■ Aim
Look through the material below for "image". Copy every line that contains it.

■ Exercise material
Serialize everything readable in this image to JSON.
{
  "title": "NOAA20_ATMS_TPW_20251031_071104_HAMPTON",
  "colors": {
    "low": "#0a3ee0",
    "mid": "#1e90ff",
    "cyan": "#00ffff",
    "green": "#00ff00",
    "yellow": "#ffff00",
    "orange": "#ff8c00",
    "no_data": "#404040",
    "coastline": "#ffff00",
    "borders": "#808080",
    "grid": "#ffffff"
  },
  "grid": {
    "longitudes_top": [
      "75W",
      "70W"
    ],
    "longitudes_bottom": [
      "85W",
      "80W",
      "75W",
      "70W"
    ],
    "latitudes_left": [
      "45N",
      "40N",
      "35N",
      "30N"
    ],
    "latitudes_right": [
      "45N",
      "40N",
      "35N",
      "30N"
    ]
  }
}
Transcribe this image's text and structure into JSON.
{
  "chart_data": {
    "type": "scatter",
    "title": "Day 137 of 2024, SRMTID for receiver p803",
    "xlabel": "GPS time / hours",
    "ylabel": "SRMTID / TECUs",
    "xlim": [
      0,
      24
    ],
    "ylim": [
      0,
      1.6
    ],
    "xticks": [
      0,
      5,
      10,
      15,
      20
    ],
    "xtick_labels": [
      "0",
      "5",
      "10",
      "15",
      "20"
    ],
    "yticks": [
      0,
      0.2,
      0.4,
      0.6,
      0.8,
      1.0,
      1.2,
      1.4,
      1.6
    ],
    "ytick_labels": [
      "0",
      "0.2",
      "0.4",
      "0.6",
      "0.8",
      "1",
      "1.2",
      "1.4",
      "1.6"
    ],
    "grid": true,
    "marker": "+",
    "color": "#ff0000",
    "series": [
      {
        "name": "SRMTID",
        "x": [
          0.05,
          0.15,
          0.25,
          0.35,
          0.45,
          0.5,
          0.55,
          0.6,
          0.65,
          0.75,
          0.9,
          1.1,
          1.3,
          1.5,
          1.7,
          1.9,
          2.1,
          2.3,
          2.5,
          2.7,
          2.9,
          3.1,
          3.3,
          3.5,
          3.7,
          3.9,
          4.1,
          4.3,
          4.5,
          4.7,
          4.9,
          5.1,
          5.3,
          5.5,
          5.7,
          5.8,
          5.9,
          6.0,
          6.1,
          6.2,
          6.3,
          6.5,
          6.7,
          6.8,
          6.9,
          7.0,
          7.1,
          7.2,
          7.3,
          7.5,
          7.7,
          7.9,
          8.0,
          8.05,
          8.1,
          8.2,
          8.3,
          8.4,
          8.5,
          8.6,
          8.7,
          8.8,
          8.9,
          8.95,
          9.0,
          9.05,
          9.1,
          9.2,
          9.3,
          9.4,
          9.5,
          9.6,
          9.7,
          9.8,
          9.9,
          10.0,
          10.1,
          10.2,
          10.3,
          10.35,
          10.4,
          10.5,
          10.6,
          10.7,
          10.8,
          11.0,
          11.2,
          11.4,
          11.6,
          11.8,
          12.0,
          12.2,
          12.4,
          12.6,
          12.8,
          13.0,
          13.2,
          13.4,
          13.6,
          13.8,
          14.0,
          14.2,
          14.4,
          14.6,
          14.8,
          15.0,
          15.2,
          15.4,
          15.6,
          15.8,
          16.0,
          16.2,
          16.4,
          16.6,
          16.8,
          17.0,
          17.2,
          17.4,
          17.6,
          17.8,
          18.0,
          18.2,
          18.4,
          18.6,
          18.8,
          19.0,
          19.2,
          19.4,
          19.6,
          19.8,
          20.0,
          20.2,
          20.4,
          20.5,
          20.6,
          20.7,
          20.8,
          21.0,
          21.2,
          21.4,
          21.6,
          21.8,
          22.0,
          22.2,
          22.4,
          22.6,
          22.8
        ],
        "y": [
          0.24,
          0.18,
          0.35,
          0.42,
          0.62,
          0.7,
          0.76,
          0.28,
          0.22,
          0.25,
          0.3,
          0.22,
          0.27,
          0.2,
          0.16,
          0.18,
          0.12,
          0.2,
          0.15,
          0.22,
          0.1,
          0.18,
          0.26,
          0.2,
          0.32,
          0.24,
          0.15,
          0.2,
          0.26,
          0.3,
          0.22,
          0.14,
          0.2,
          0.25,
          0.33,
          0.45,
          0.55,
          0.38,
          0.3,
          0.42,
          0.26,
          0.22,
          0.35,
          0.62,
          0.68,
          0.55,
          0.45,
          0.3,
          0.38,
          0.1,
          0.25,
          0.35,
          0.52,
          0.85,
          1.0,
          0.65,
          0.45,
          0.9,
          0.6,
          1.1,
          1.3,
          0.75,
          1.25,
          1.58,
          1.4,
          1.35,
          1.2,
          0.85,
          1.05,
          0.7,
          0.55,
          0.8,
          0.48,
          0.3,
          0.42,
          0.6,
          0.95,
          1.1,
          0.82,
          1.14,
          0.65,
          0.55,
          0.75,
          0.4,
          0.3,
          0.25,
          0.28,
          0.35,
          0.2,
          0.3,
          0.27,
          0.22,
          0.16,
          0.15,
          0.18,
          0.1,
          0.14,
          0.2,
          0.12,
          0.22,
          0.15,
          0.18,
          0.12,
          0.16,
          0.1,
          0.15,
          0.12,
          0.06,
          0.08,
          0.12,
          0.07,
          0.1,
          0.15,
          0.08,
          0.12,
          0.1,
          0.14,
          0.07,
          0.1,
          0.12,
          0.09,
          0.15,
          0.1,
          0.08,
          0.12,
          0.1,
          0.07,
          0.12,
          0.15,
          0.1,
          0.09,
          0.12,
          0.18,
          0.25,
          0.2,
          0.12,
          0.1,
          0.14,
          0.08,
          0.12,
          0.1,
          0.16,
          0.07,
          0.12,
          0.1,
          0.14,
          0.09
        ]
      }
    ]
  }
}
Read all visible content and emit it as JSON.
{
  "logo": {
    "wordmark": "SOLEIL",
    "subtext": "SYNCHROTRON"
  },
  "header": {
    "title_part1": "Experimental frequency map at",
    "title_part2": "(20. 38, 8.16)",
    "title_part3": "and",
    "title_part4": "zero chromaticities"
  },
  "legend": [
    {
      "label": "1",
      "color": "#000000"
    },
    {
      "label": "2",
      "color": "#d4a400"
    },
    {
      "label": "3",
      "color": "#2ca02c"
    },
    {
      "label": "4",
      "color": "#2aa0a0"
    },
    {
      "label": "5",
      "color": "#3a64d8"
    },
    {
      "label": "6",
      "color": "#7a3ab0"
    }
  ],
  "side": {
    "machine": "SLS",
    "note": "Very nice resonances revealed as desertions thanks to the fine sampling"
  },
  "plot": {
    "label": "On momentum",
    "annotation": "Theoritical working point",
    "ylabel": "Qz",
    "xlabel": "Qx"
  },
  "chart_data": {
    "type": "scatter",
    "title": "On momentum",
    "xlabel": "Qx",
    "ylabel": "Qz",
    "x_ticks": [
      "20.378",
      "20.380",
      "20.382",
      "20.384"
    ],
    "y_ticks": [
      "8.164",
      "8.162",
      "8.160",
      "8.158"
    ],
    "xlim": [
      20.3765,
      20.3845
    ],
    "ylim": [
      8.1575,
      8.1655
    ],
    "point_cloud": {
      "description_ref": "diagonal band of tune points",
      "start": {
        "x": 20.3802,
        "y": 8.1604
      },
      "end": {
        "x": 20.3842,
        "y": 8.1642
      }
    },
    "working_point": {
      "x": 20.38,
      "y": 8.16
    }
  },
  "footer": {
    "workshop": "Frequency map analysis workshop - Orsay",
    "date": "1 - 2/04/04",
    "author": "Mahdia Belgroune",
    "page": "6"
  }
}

■ Full output
Serialize everything readable in this image to JSON.
Transcribe this image's text and structure into JSON.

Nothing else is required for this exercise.